Problem statement:
Starting with the line containing "Decompose this screenshot" and going on through the line containing "- explanation-line1: Explanations", write those lines out again, swapping "row-description" for "row-label" and changing nothing else. Leave the pictures out of your answer.
# Data supplied start
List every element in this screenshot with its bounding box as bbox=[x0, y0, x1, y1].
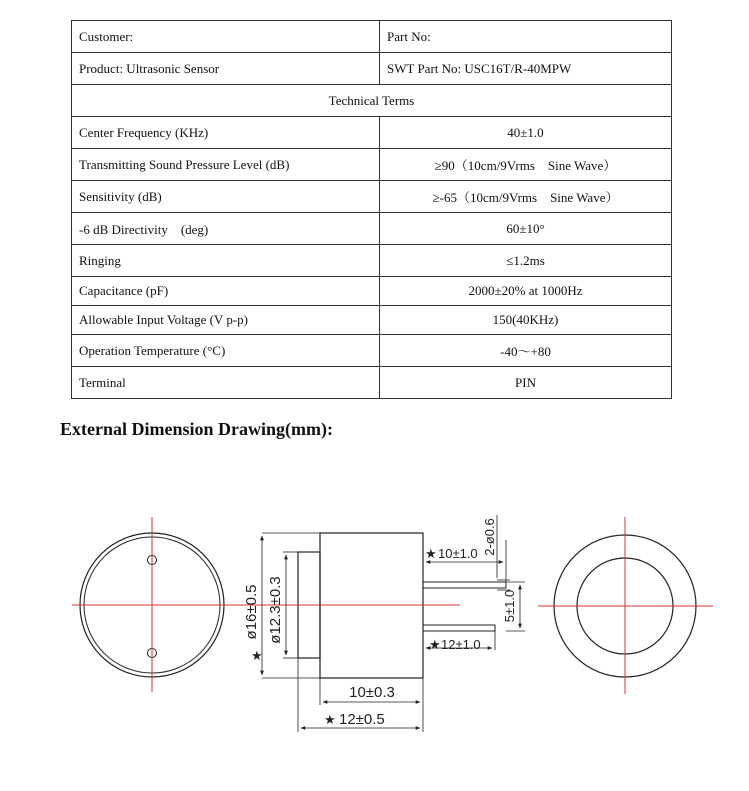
# Data supplied end
# Data supplied start
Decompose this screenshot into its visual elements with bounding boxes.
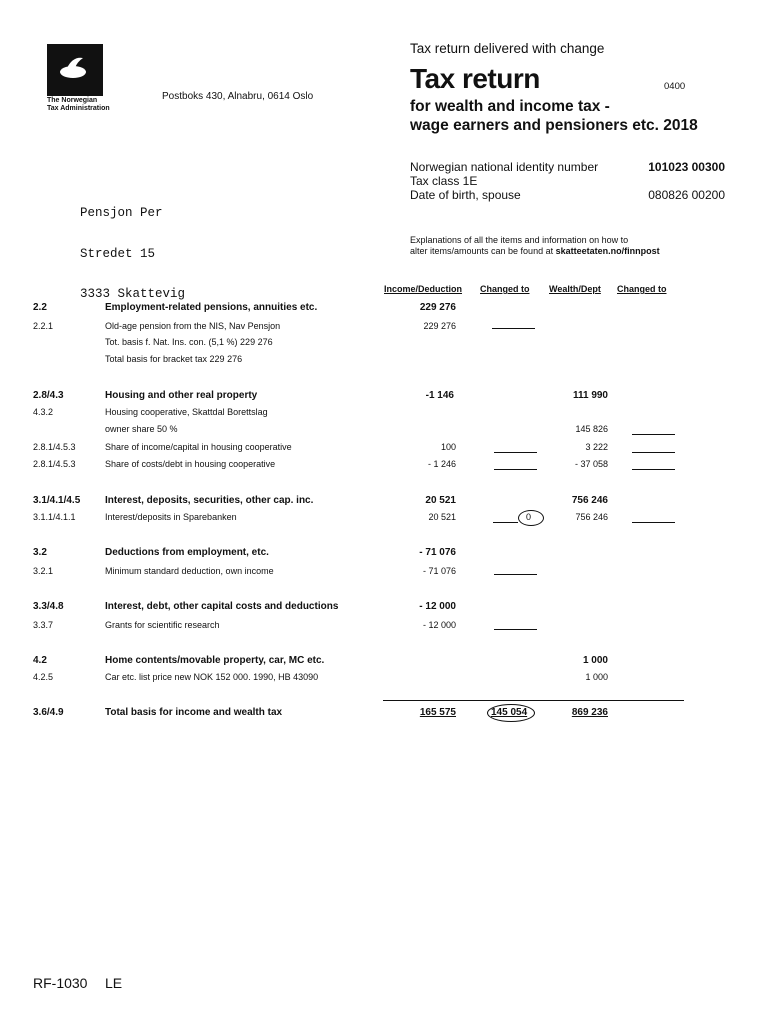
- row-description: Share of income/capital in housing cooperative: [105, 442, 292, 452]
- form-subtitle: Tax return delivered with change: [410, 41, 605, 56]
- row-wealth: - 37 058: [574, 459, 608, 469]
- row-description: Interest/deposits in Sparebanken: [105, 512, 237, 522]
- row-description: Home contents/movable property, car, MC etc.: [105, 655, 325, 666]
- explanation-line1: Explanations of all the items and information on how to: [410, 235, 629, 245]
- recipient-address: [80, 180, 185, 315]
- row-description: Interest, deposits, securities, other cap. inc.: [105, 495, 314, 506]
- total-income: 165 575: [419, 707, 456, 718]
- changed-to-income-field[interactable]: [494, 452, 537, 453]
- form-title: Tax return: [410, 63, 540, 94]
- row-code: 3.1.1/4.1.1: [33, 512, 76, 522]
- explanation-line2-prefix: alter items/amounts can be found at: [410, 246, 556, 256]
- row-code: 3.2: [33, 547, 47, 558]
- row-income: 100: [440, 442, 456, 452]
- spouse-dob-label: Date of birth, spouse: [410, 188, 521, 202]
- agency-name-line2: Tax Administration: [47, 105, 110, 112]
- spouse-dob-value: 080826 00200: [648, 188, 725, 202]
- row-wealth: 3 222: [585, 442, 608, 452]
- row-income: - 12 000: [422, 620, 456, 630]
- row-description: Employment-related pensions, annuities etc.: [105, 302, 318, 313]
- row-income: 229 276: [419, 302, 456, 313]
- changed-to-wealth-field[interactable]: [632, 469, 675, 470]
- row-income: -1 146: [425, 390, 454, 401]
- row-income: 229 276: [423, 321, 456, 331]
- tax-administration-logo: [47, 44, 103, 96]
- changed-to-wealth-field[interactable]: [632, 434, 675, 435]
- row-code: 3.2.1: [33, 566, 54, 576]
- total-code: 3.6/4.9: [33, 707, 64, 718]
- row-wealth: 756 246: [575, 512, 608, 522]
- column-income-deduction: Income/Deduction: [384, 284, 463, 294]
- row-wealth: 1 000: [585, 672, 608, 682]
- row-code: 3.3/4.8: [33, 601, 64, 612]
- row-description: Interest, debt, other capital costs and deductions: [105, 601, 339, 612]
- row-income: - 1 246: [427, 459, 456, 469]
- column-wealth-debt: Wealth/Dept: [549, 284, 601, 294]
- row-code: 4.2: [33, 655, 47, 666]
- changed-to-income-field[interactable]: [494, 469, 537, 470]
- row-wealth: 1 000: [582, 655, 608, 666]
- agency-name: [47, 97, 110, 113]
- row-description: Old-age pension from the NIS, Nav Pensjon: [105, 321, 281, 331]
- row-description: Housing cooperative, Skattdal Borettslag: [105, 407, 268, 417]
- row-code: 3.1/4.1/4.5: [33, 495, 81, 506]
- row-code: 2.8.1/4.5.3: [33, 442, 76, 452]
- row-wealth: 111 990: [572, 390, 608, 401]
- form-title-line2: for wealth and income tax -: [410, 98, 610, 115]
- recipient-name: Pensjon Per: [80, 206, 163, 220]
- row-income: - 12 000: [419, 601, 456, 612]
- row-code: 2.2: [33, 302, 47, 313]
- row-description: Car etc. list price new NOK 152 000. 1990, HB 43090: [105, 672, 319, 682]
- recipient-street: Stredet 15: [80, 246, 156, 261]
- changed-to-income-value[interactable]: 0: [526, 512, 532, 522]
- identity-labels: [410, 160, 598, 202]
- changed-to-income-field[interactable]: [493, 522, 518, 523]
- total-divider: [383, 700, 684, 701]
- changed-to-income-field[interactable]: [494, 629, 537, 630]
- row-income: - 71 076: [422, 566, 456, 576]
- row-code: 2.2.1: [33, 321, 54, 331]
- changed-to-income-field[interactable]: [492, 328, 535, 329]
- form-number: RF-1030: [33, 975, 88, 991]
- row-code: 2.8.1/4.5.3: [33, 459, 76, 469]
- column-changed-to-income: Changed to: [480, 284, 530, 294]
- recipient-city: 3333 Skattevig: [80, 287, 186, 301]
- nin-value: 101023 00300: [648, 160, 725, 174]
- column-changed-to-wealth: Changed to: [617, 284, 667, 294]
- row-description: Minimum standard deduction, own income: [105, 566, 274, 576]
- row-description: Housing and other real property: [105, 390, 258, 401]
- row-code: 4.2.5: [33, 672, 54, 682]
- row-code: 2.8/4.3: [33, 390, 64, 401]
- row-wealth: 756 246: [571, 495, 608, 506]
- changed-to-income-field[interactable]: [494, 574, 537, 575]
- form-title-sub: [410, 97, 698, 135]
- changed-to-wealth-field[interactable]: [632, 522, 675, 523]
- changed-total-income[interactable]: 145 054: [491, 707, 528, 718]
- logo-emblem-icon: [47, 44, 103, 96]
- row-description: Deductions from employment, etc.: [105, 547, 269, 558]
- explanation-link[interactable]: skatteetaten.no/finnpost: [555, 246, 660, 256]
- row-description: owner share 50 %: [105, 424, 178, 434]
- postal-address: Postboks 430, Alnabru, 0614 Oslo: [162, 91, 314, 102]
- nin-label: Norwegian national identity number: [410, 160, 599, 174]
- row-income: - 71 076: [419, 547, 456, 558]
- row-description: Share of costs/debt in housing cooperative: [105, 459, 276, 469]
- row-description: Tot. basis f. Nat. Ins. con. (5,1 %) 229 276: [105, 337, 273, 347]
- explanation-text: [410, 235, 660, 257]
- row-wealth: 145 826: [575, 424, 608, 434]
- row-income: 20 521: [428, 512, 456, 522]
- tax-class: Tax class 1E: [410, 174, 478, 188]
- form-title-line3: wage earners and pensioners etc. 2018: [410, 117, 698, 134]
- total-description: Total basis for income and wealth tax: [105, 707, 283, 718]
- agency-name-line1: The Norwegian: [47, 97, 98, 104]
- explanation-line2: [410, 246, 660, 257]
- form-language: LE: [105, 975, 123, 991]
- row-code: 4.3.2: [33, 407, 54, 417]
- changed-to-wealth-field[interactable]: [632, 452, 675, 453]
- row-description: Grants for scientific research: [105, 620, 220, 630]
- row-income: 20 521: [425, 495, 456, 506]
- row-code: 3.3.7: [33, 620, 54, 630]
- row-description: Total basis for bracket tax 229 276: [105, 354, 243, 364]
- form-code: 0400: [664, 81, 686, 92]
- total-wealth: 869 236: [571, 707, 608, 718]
# Data supplied end
Answer below:
Decompose this screenshot into its visual elements with bounding boxes.
- row-label: Share of income/capital in housing cooperative: [105, 442, 292, 452]
- form-subtitle: Tax return delivered with change: [410, 41, 605, 56]
- row-wealth: - 37 058: [574, 459, 608, 469]
- row-label: Interest/deposits in Sparebanken: [105, 512, 237, 522]
- row-label: Home contents/movable property, car, MC etc.: [105, 655, 325, 666]
- explanation-line1: Explanations of all the items and information on how to: [410, 235, 629, 245]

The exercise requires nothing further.